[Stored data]

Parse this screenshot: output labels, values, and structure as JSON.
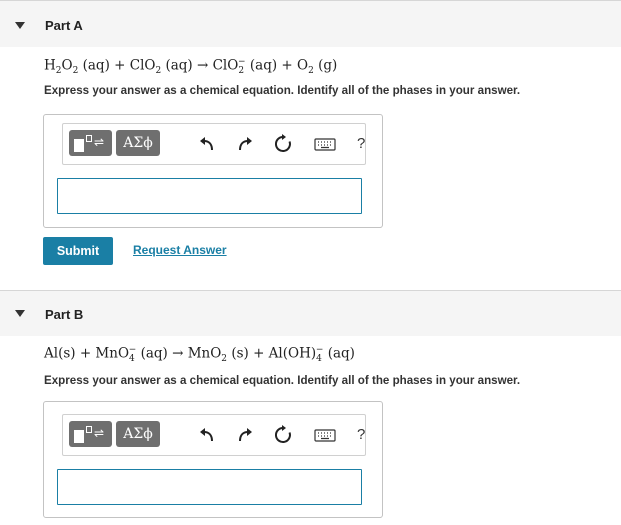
{
  "partA": {
    "title": "Part A",
    "equation": {
      "lhs1": "H",
      "lhs1_sub1": "2",
      "lhs1_mid": "O",
      "lhs1_sub2": "2",
      "lhs1_phase": " (aq) + ClO",
      "lhs2_sub": "2",
      "lhs2_phase": " (aq) → ClO",
      "rhs1_sub": "2",
      "rhs1_sup": "−",
      "rhs1_phase": " (aq)  +  O",
      "rhs2_sub": "2",
      "rhs2_phase": " (g)"
    },
    "instruction": "Express your answer as a chemical equation. Identify all of the phases in your answer.",
    "greek_label": "ΑΣϕ",
    "help_label": "?",
    "input_value": "",
    "submit_label": "Submit",
    "request_label": "Request Answer"
  },
  "partB": {
    "title": "Part B",
    "equation": {
      "t1": "Al(s) + MnO",
      "t1_sub": "4",
      "t1_sup": "−",
      "t2": " (aq) → MnO",
      "t2_sub": "2",
      "t3": " (s)  +  Al(OH)",
      "t3_sub": "4",
      "t3_sup": "−",
      "t4": " (aq)"
    },
    "instruction": "Express your answer as a chemical equation. Identify all of the phases in your answer.",
    "greek_label": "ΑΣϕ",
    "help_label": "?",
    "input_value": ""
  },
  "icons": [
    "template-icon",
    "greek-symbols-icon",
    "undo-icon",
    "redo-icon",
    "reset-icon",
    "keyboard-icon",
    "help-icon"
  ]
}
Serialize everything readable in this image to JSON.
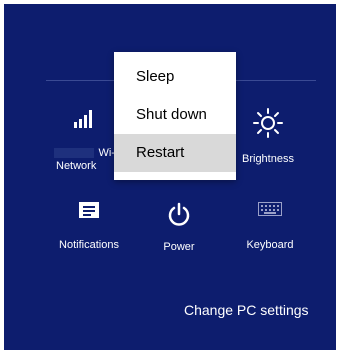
{
  "menu": {
    "items": [
      {
        "label": "Sleep"
      },
      {
        "label": "Shut down"
      },
      {
        "label": "Restart",
        "selected": true
      }
    ]
  },
  "tiles": {
    "wifi": {
      "label_top": "Wi-I",
      "label_bottom": "Network",
      "icon": "signal-bars-icon"
    },
    "brightness": {
      "label": "Brightness",
      "icon": "sun-icon"
    },
    "notifications": {
      "label": "Notifications",
      "icon": "notifications-icon"
    },
    "power": {
      "label": "Power",
      "icon": "power-icon"
    },
    "keyboard": {
      "label": "Keyboard",
      "icon": "keyboard-icon"
    }
  },
  "footer": {
    "settings_link": "Change PC settings"
  },
  "colors": {
    "background": "#0d1d6e",
    "menu_bg": "#ffffff",
    "selected_bg": "#d9d9d9",
    "text": "#ffffff"
  }
}
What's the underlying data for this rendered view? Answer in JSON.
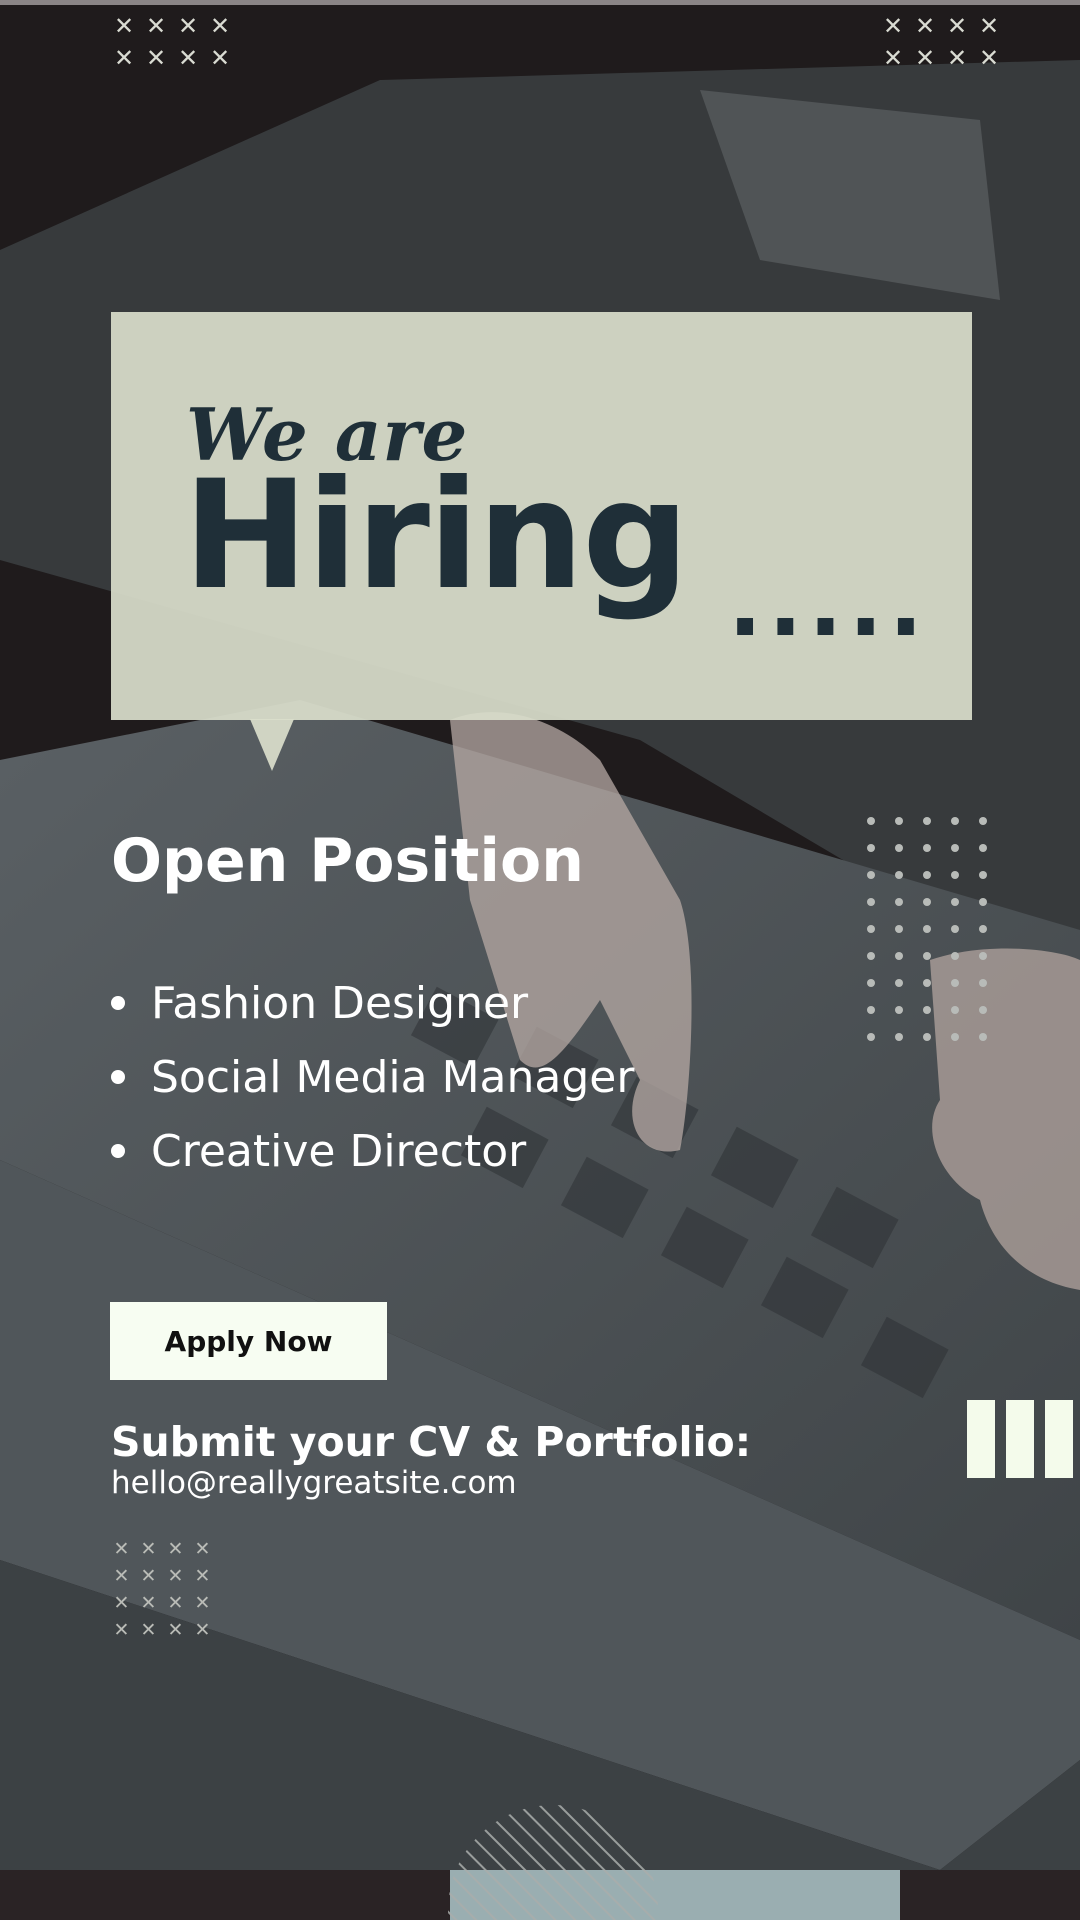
{
  "headline": {
    "line1": "We are",
    "line2": "Hiring",
    "ellipsis": "....."
  },
  "section_title": "Open Position",
  "positions": [
    {
      "label": "Fashion Designer"
    },
    {
      "label": "Social Media Manager"
    },
    {
      "label": "Creative Director"
    }
  ],
  "cta": {
    "label": "Apply Now"
  },
  "contact": {
    "heading": "Submit your CV & Portfolio:",
    "email": "hello@reallygreatsite.com"
  },
  "colors": {
    "background": "#1f1b1c",
    "bubble": "#dadecc",
    "headline_text": "#1f2f38",
    "button": "#f7fdf2",
    "accent_bars": "#f4fbeb"
  },
  "icons": {
    "pattern": "x-mark-pattern-icon",
    "dots": "dot-pattern-icon",
    "bars": "bars-icon",
    "halftone": "striped-circle-icon"
  }
}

▶ STATED EXERCISE:
Lines containing the string "this" should be counted; reply with their number and nothing more.

▶ FINAL ANSWER:
3